* _YOUR GOAL_
Give, as a bare number, the count of lines that contain the word "horizontal".

* _INPUT FOR THIS TASK_
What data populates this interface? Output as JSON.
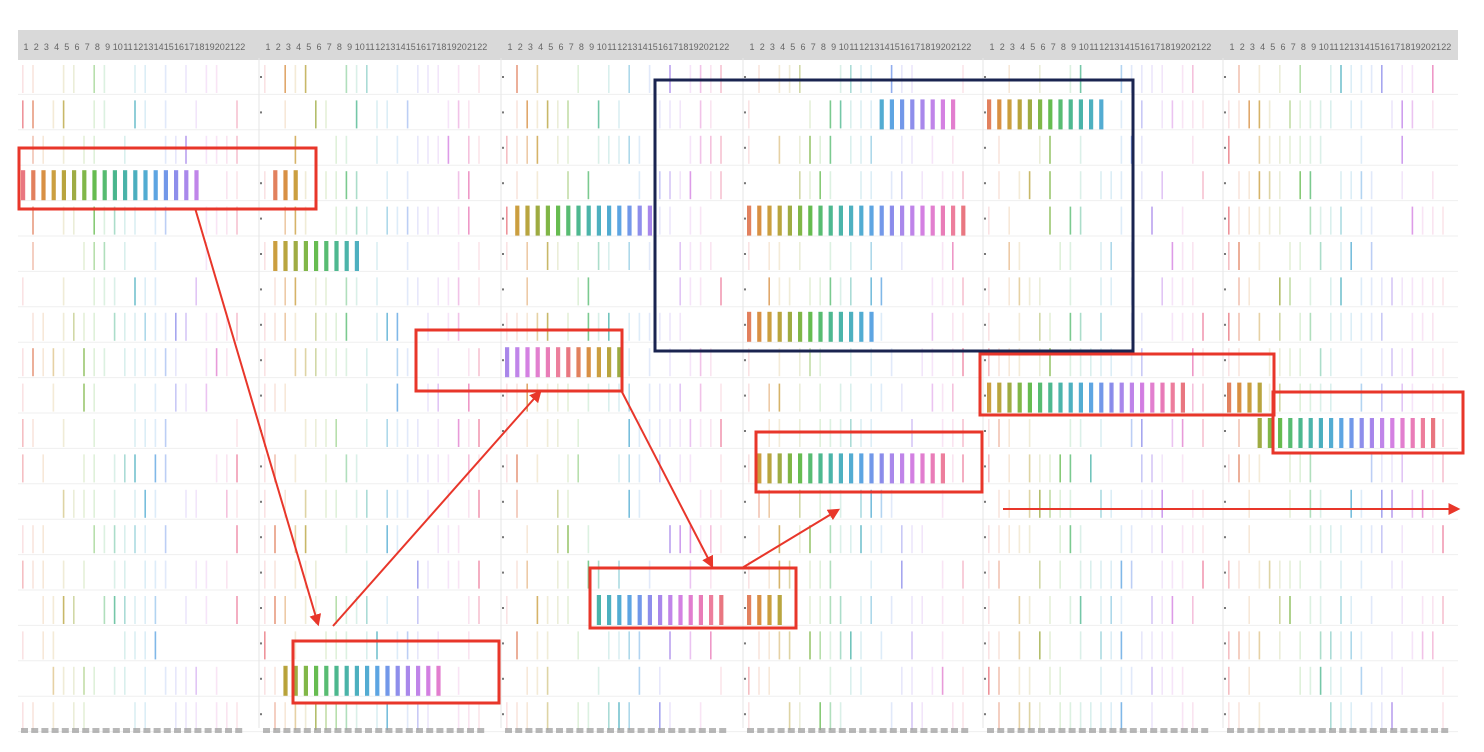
{
  "chart_data": {
    "type": "heatmap",
    "panels": 6,
    "columns_per_panel": 22,
    "rows": 19,
    "column_labels": [
      "1",
      "2",
      "3",
      "4",
      "5",
      "6",
      "7",
      "8",
      "9",
      "10",
      "11",
      "12",
      "13",
      "14",
      "15",
      "16",
      "17",
      "18",
      "19",
      "20",
      "21",
      "22"
    ],
    "palette": [
      "#e8707a",
      "#e07a55",
      "#d68a3a",
      "#c89a36",
      "#b5a035",
      "#9aa83a",
      "#7ab33f",
      "#5fb848",
      "#4fb86a",
      "#45b48a",
      "#42b0a5",
      "#45acbd",
      "#4aa8d0",
      "#55a0e0",
      "#6b92e8",
      "#8888ea",
      "#a482ea",
      "#bd7ee8",
      "#d27ae0",
      "#e078cc",
      "#e876b4",
      "#ec7898"
    ],
    "annotations": {
      "highlight_boxes": 8,
      "context_box": "navy rectangle spanning panels 3-5, rows 1-8",
      "arrows": "red path linking highlighted boxes, then horizontal arrow to the right"
    },
    "grid": true,
    "legend": "none"
  },
  "colors": {
    "highlight": "#e8362a",
    "context": "#1a2450",
    "header_bg": "#d9d9d9",
    "header_text": "#666666",
    "row_guide": "#efefef"
  }
}
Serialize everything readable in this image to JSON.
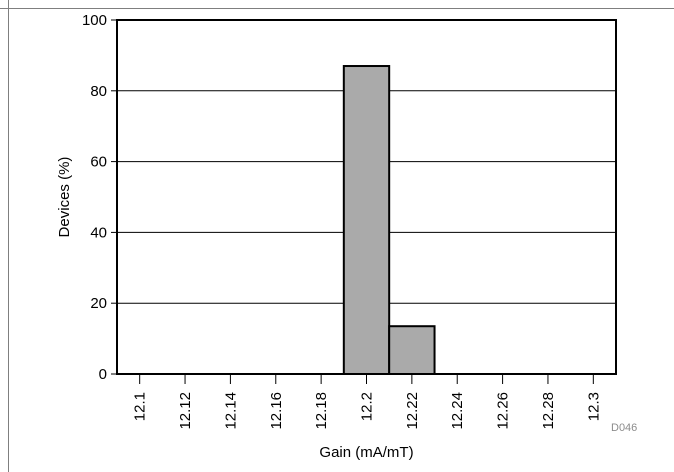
{
  "chart_data": {
    "type": "bar",
    "x": [
      12.1,
      12.12,
      12.14,
      12.16,
      12.18,
      12.2,
      12.22,
      12.24,
      12.26,
      12.28,
      12.3
    ],
    "x_tick_labels": [
      "12.1",
      "12.12",
      "12.14",
      "12.16",
      "12.18",
      "12.2",
      "12.22",
      "12.24",
      "12.26",
      "12.28",
      "12.3"
    ],
    "bins": [
      {
        "start": 12.19,
        "end": 12.21,
        "value": 87
      },
      {
        "start": 12.21,
        "end": 12.23,
        "value": 13.5
      }
    ],
    "xlim": [
      12.09,
      12.31
    ],
    "ylim": [
      0,
      100
    ],
    "y_ticks": [
      0,
      20,
      40,
      60,
      80,
      100
    ],
    "y_tick_labels": [
      "0",
      "20",
      "40",
      "60",
      "80",
      "100"
    ],
    "xlabel": "Gain (mA/mT)",
    "ylabel": "Devices (%)",
    "grid": {
      "horizontal": true,
      "vertical": false
    },
    "bar_color": "#aaaaaa",
    "edge_color": "#000000",
    "grid_color": "#000000"
  },
  "figure_code": "D046"
}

* _RESPONSE FOR THIS EXERCISE_
2